-- SUPPLIED ENTRIES start --

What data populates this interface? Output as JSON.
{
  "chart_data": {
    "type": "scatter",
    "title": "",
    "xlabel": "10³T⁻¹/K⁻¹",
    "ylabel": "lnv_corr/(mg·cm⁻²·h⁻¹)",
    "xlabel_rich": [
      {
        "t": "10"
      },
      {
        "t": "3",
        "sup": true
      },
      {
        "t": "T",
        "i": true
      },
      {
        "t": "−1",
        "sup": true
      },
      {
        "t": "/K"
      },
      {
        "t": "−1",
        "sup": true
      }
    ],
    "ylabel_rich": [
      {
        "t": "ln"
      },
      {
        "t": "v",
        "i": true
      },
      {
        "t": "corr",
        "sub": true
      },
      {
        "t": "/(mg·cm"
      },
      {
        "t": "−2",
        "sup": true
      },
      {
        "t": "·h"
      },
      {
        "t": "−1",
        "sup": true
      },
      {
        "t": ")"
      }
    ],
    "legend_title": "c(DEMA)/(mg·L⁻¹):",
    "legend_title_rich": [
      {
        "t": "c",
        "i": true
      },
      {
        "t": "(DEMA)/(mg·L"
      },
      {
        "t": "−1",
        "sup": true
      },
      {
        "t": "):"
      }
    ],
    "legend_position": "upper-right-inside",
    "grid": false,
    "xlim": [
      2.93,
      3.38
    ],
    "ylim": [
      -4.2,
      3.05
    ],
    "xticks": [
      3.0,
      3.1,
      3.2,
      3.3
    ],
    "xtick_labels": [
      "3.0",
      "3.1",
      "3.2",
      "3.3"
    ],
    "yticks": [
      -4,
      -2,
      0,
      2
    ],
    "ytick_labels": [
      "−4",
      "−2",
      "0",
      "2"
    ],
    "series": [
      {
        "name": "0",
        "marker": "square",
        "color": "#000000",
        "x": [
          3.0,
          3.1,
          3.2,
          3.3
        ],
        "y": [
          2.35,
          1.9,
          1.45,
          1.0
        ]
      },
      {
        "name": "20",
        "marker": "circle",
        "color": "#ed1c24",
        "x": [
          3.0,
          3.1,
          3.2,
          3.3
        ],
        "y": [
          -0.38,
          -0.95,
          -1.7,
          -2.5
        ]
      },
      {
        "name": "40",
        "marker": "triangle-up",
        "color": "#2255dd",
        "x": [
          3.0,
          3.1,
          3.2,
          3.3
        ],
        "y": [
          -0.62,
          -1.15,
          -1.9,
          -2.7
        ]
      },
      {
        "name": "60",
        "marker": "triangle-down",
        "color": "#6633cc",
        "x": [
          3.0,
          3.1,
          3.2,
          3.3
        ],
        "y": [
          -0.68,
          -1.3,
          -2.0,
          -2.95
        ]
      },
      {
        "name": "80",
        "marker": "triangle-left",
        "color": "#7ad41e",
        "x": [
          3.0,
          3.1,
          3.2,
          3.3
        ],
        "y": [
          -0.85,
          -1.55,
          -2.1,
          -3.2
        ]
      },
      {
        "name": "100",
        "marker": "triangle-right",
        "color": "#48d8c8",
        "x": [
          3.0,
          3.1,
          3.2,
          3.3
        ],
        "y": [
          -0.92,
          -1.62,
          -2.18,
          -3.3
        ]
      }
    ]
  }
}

-- SUPPLIED ENTRIES end --

§ **TO DO**:
Copy all of the data. Keep every word exactly as it is.

§ **RESPONSE TO THE EXERCISE**:
What data populates this interface? Output as JSON.
{
  "chart_data": {
    "type": "scatter",
    "title": "",
    "xlabel": "10³T⁻¹/K⁻¹",
    "ylabel": "lnv_corr/(mg·cm⁻²·h⁻¹)",
    "xlabel_rich": [
      {
        "t": "10"
      },
      {
        "t": "3",
        "sup": true
      },
      {
        "t": "T",
        "i": true
      },
      {
        "t": "−1",
        "sup": true
      },
      {
        "t": "/K"
      },
      {
        "t": "−1",
        "sup": true
      }
    ],
    "ylabel_rich": [
      {
        "t": "ln"
      },
      {
        "t": "v",
        "i": true
      },
      {
        "t": "corr",
        "sub": true
      },
      {
        "t": "/(mg·cm"
      },
      {
        "t": "−2",
        "sup": true
      },
      {
        "t": "·h"
      },
      {
        "t": "−1",
        "sup": true
      },
      {
        "t": ")"
      }
    ],
    "legend_title": "c(DEMA)/(mg·L⁻¹):",
    "legend_title_rich": [
      {
        "t": "c",
        "i": true
      },
      {
        "t": "(DEMA)/(mg·L"
      },
      {
        "t": "−1",
        "sup": true
      },
      {
        "t": "):"
      }
    ],
    "legend_position": "upper-right-inside",
    "grid": false,
    "xlim": [
      2.93,
      3.38
    ],
    "ylim": [
      -4.2,
      3.05
    ],
    "xticks": [
      3.0,
      3.1,
      3.2,
      3.3
    ],
    "xtick_labels": [
      "3.0",
      "3.1",
      "3.2",
      "3.3"
    ],
    "yticks": [
      -4,
      -2,
      0,
      2
    ],
    "ytick_labels": [
      "−4",
      "−2",
      "0",
      "2"
    ],
    "series": [
      {
        "name": "0",
        "marker": "square",
        "color": "#000000",
        "x": [
          3.0,
          3.1,
          3.2,
          3.3
        ],
        "y": [
          2.35,
          1.9,
          1.45,
          1.0
        ]
      },
      {
        "name": "20",
        "marker": "circle",
        "color": "#ed1c24",
        "x": [
          3.0,
          3.1,
          3.2,
          3.3
        ],
        "y": [
          -0.38,
          -0.95,
          -1.7,
          -2.5
        ]
      },
      {
        "name": "40",
        "marker": "triangle-up",
        "color": "#2255dd",
        "x": [
          3.0,
          3.1,
          3.2,
          3.3
        ],
        "y": [
          -0.62,
          -1.15,
          -1.9,
          -2.7
        ]
      },
      {
        "name": "60",
        "marker": "triangle-down",
        "color": "#6633cc",
        "x": [
          3.0,
          3.1,
          3.2,
          3.3
        ],
        "y": [
          -0.68,
          -1.3,
          -2.0,
          -2.95
        ]
      },
      {
        "name": "80",
        "marker": "triangle-left",
        "color": "#7ad41e",
        "x": [
          3.0,
          3.1,
          3.2,
          3.3
        ],
        "y": [
          -0.85,
          -1.55,
          -2.1,
          -3.2
        ]
      },
      {
        "name": "100",
        "marker": "triangle-right",
        "color": "#48d8c8",
        "x": [
          3.0,
          3.1,
          3.2,
          3.3
        ],
        "y": [
          -0.92,
          -1.62,
          -2.18,
          -3.3
        ]
      }
    ]
  }
}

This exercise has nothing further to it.